» **TASK OBJECTIVE**
In the records below, find the line containing "Give me the" and repeat it and every line after it exactly, without pictures.

» **ENTRIES**
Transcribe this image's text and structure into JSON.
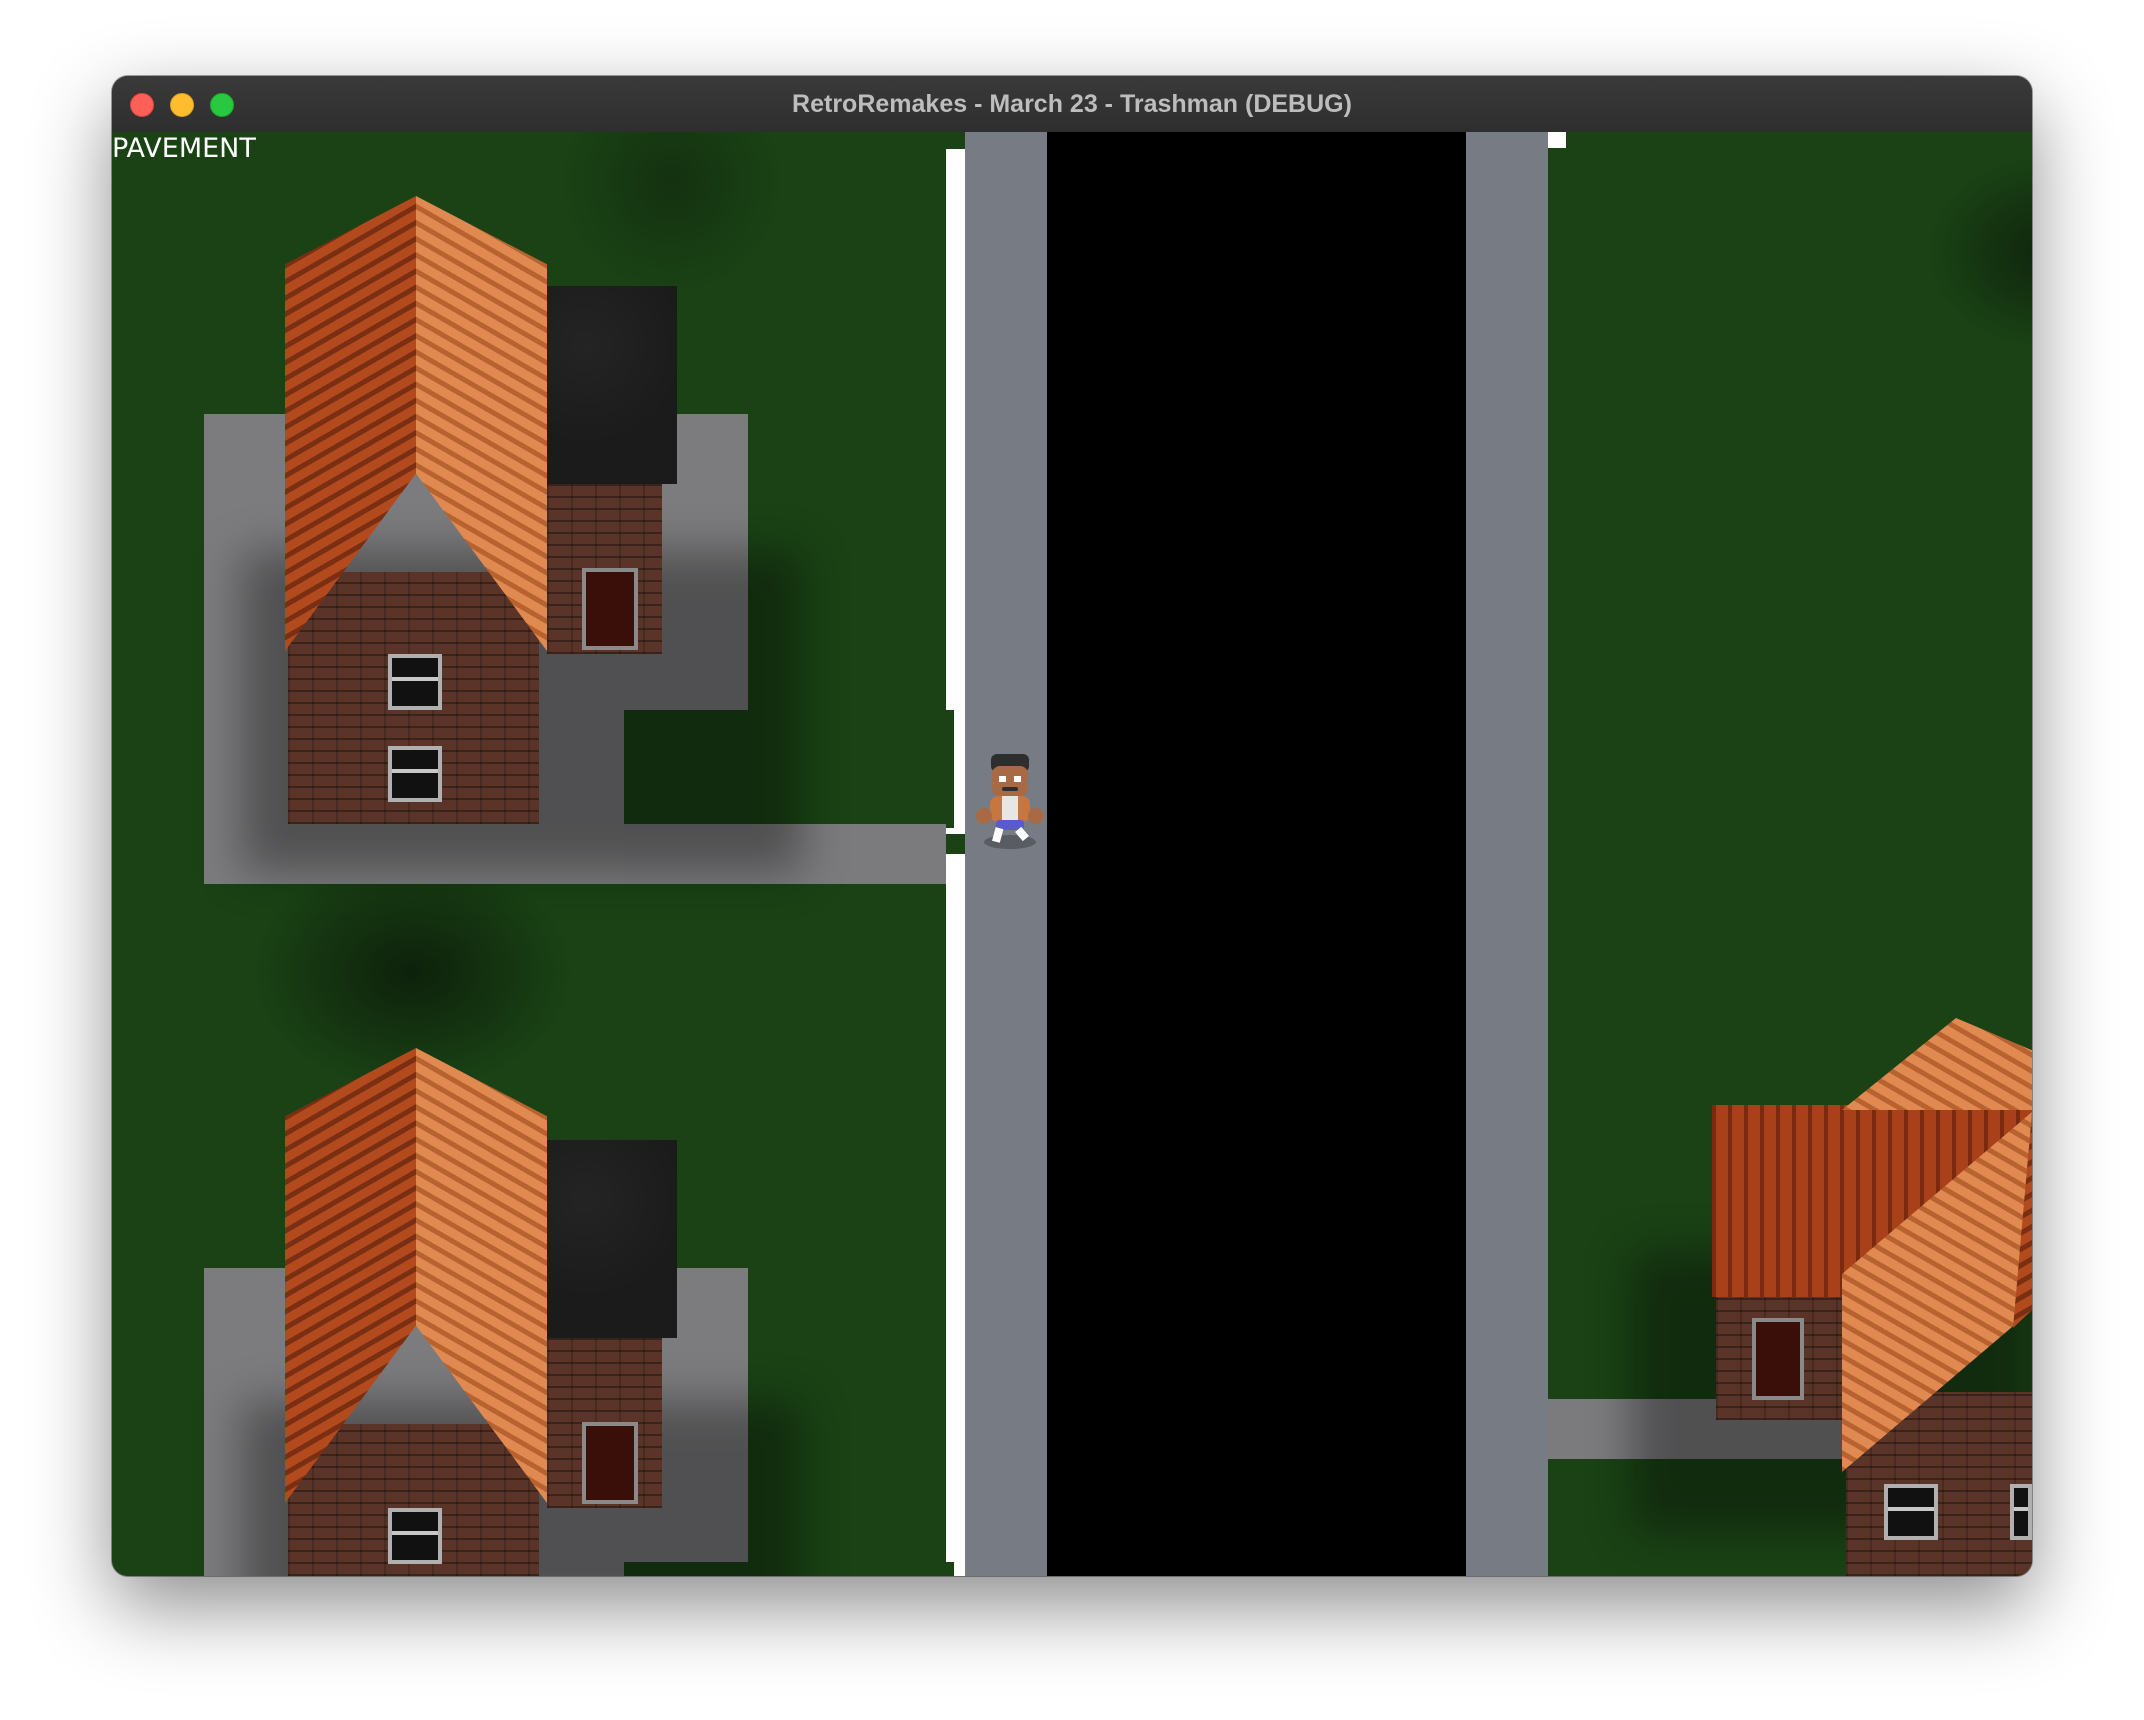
{
  "window": {
    "title": "RetroRemakes - March 23 - Trashman (DEBUG)"
  },
  "hud": {
    "debug_label": "PAVEMENT"
  },
  "colors": {
    "grass": "#1a4215",
    "pavement": "#777b84",
    "road": "#000000",
    "curb": "#ffffff",
    "roof_terracotta": "#d9824a",
    "roof_dark": "#1b1b1b",
    "brick": "#5a3428"
  },
  "icons": {
    "close": "close-icon",
    "minimize": "minimize-icon",
    "maximize": "maximize-icon"
  }
}
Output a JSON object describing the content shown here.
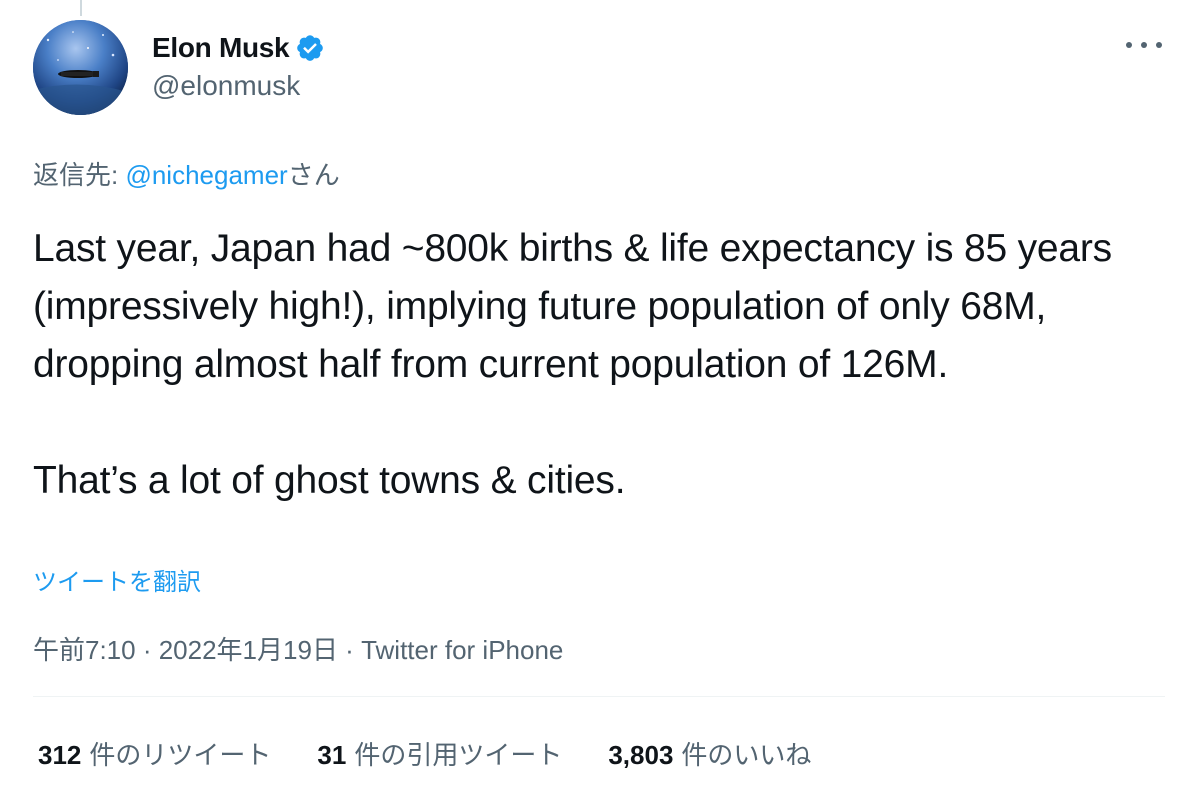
{
  "author": {
    "display_name": "Elon Musk",
    "handle": "@elonmusk",
    "verified": true,
    "verified_icon": "verified-badge-icon",
    "avatar_icon": "space-station-avatar"
  },
  "reply_to": {
    "prefix": "返信先: ",
    "mention": "@nichegamer",
    "suffix": "さん"
  },
  "tweet": {
    "paragraph_1": "Last year, Japan had ~800k births & life expectancy is 85 years (impressively high!), implying future population of only 68M, dropping almost half from current population of 126M.",
    "paragraph_2": "That’s a lot of ghost towns & cities."
  },
  "translate_label": "ツイートを翻訳",
  "meta": {
    "time": "午前7:10",
    "separator": " · ",
    "date": "2022年1月19日",
    "source": "Twitter for iPhone"
  },
  "stats": {
    "retweets_count": "312",
    "retweets_label": "件のリツイート",
    "quotes_count": "31",
    "quotes_label": "件の引用ツイート",
    "likes_count": "3,803",
    "likes_label": "件のいいね"
  },
  "colors": {
    "accent": "#1d9bf0",
    "text": "#0f1419",
    "secondary": "#536471"
  }
}
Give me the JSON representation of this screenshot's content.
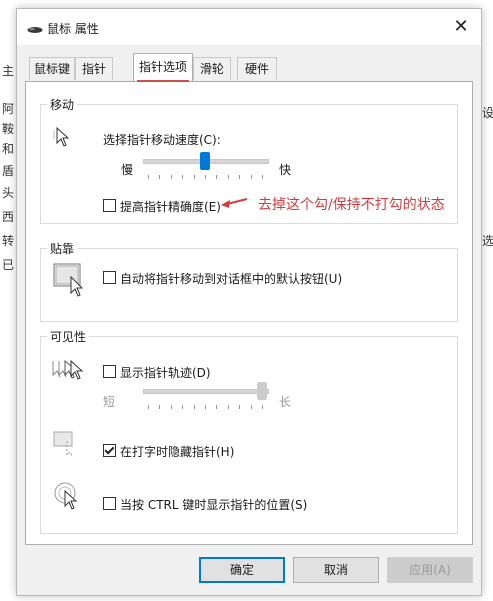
{
  "window": {
    "title": "鼠标 属性",
    "close_label": "✕"
  },
  "tabs": [
    "鼠标键",
    "指针",
    "指针选项",
    "滑轮",
    "硬件"
  ],
  "motion": {
    "group_label": "移动",
    "speed_label": "选择指针移动速度(C):",
    "slow_label": "慢",
    "fast_label": "快",
    "speed_value": 0.5,
    "precision_label": "提高指针精确度(E)",
    "precision_checked": false
  },
  "annotation": "去掉这个勾/保持不打勾的状态",
  "snap": {
    "group_label": "贴靠",
    "snap_label": "自动将指针移动到对话框中的默认按钮(U)",
    "snap_checked": false
  },
  "visibility": {
    "group_label": "可见性",
    "trails_label": "显示指针轨迹(D)",
    "trails_checked": false,
    "short_label": "短",
    "long_label": "长",
    "trails_value": 1.0,
    "hide_label": "在打字时隐藏指针(H)",
    "hide_checked": true,
    "ctrl_label": "当按 CTRL 键时显示指针的位置(S)",
    "ctrl_checked": false
  },
  "buttons": {
    "ok": "确定",
    "cancel": "取消",
    "apply": "应用(A)"
  },
  "colors": {
    "accent": "#0078d7",
    "annotation": "#d83b3b"
  },
  "bg_fragments": [
    "主",
    "阿",
    "鞍",
    "和",
    "盾",
    "头",
    "西",
    "转",
    "已",
    "设",
    "选"
  ]
}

» **RESULT OF THIS EXERCISE**
Give me the JSON representation of this screenshot's content.
{
  "window": {
    "title": "鼠标 属性",
    "close_label": "✕"
  },
  "tabs": [
    "鼠标键",
    "指针",
    "指针选项",
    "滑轮",
    "硬件"
  ],
  "motion": {
    "group_label": "移动",
    "speed_label": "选择指针移动速度(C):",
    "slow_label": "慢",
    "fast_label": "快",
    "speed_value": 0.5,
    "precision_label": "提高指针精确度(E)",
    "precision_checked": false
  },
  "annotation": "去掉这个勾/保持不打勾的状态",
  "snap": {
    "group_label": "贴靠",
    "snap_label": "自动将指针移动到对话框中的默认按钮(U)",
    "snap_checked": false
  },
  "visibility": {
    "group_label": "可见性",
    "trails_label": "显示指针轨迹(D)",
    "trails_checked": false,
    "short_label": "短",
    "long_label": "长",
    "trails_value": 1.0,
    "hide_label": "在打字时隐藏指针(H)",
    "hide_checked": true,
    "ctrl_label": "当按 CTRL 键时显示指针的位置(S)",
    "ctrl_checked": false
  },
  "buttons": {
    "ok": "确定",
    "cancel": "取消",
    "apply": "应用(A)"
  },
  "colors": {
    "accent": "#0078d7",
    "annotation": "#d83b3b"
  },
  "bg_fragments": [
    "主",
    "阿",
    "鞍",
    "和",
    "盾",
    "头",
    "西",
    "转",
    "已",
    "设",
    "选"
  ]
}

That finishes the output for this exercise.